Description of the task ->
Extract every line that contains the string "消息会入库".

****************

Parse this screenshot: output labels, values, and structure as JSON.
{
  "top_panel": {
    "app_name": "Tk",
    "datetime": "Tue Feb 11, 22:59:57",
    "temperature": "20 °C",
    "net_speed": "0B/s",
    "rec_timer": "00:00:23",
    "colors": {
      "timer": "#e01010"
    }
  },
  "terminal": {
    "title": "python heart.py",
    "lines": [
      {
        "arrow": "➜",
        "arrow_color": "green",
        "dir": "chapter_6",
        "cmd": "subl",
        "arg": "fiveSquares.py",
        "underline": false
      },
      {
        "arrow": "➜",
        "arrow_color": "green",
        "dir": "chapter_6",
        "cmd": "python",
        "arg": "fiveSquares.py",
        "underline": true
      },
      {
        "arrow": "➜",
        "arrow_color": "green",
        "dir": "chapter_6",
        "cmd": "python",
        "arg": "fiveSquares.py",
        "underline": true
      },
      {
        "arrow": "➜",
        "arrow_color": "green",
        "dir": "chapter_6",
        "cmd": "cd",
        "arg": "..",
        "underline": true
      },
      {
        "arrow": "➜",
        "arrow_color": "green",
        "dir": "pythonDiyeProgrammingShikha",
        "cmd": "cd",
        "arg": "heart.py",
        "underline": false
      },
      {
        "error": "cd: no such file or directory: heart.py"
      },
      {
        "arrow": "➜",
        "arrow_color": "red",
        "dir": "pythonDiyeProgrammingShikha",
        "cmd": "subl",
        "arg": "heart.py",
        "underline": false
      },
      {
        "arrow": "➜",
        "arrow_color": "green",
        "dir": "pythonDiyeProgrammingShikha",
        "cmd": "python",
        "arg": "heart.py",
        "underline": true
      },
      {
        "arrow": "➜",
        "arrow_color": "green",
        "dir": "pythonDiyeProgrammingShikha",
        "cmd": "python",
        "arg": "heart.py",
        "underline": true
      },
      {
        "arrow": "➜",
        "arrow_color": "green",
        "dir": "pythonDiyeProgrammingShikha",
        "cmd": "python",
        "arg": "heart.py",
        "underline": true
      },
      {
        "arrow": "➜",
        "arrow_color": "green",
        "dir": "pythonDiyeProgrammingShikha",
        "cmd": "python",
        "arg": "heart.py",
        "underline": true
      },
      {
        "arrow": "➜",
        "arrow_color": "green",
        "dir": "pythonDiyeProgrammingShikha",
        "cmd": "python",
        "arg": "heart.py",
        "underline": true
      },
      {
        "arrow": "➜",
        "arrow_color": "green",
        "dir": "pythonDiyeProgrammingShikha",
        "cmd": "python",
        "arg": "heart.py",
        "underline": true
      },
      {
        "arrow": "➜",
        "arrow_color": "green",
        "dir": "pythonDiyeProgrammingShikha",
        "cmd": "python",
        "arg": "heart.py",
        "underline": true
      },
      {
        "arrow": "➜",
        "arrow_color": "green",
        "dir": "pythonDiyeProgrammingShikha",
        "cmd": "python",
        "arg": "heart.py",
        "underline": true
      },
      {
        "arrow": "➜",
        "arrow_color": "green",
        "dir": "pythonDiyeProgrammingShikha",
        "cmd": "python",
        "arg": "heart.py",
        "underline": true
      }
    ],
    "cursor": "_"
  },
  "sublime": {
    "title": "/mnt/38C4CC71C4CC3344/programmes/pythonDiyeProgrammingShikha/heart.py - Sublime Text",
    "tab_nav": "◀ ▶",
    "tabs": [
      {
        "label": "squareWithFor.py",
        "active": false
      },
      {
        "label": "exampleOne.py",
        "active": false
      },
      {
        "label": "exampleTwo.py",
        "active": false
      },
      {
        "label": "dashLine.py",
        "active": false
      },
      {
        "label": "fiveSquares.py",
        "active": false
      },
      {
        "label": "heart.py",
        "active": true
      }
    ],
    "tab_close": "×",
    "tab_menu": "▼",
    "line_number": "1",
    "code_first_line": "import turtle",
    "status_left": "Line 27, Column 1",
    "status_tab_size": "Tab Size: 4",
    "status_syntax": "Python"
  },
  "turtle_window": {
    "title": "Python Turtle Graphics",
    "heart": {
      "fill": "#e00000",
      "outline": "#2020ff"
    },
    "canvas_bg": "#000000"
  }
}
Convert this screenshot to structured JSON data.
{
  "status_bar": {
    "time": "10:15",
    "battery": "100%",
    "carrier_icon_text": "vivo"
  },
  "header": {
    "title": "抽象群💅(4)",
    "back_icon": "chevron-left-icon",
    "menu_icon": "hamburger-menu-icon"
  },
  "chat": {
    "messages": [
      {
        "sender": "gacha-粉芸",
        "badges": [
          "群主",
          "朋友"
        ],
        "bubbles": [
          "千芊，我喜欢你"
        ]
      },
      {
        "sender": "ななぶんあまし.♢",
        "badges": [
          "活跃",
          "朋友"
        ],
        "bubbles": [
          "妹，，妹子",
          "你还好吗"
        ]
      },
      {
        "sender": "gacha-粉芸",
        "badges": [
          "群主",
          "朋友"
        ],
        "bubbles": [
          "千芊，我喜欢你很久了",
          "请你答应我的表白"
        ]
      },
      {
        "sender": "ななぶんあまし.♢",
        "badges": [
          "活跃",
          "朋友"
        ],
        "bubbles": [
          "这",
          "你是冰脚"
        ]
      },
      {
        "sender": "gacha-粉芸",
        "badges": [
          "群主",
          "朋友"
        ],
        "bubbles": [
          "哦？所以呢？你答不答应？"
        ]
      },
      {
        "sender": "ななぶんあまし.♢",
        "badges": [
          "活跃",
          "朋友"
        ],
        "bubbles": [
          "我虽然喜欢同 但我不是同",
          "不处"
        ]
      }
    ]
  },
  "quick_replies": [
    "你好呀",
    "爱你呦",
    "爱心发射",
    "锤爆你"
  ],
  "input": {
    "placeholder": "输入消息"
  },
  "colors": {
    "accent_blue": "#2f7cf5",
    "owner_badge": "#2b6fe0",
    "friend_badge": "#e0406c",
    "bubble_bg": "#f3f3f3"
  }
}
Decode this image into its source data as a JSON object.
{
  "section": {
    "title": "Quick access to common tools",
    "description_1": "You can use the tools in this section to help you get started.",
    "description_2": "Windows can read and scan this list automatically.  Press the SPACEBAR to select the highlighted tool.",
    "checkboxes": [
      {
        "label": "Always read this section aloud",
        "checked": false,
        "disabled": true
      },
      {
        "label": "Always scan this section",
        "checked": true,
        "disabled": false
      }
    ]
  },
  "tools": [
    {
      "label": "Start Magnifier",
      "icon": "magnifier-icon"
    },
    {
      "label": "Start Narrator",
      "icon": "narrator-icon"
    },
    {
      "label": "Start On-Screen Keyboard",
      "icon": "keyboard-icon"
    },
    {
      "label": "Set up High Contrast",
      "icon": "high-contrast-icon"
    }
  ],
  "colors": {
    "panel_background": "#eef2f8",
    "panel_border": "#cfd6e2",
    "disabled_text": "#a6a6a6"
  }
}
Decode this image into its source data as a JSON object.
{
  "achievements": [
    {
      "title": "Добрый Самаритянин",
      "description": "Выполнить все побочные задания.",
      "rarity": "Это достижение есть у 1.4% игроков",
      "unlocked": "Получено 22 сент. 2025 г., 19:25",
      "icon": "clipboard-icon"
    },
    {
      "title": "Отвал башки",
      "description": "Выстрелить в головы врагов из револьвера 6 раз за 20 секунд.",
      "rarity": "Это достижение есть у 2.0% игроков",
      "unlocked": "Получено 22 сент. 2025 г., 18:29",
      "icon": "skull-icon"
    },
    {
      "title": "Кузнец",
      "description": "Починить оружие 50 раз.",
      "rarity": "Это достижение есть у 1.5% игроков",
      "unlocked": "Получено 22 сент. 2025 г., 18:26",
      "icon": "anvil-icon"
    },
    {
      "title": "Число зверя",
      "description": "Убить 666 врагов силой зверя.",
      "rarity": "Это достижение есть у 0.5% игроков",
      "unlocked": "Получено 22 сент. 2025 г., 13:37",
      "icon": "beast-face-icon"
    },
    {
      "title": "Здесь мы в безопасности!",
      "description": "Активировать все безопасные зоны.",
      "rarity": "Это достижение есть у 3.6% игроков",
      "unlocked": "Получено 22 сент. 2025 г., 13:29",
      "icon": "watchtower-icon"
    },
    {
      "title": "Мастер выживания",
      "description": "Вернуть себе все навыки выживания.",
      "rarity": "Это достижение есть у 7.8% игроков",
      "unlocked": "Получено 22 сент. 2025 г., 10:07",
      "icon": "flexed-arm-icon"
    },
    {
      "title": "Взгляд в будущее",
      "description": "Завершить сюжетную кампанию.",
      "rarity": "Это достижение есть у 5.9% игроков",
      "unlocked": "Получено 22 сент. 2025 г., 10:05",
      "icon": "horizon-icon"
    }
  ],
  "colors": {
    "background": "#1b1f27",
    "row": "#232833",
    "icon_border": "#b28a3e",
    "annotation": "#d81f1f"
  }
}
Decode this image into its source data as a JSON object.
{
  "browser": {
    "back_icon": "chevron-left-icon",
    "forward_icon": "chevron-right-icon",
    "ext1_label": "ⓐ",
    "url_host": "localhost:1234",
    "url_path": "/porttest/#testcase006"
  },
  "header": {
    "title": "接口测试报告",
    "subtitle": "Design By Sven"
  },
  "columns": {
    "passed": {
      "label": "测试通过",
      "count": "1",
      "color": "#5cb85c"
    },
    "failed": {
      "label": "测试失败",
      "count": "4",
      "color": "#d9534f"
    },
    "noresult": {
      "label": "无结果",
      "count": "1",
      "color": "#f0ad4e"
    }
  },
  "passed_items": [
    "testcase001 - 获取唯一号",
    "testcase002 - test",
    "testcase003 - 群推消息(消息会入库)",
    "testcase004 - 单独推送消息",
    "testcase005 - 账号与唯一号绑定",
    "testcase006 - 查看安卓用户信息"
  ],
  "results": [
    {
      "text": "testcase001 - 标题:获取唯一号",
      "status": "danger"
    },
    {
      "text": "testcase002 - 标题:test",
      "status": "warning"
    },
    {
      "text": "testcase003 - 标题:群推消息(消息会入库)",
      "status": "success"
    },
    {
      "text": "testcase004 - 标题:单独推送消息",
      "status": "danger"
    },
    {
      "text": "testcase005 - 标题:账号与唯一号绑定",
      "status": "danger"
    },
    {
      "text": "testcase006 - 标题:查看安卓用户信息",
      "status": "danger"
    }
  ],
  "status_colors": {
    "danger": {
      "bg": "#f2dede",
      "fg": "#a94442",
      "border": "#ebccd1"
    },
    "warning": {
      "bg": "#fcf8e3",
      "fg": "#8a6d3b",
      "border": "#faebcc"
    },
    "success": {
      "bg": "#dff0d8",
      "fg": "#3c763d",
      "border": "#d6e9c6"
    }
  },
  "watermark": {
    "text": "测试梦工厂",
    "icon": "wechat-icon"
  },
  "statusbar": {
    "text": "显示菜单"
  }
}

****************

Answer in full ->
    "testcase003 - 群推消息(消息会入库)",
      "text": "testcase003 - 标题:群推消息(消息会入库)",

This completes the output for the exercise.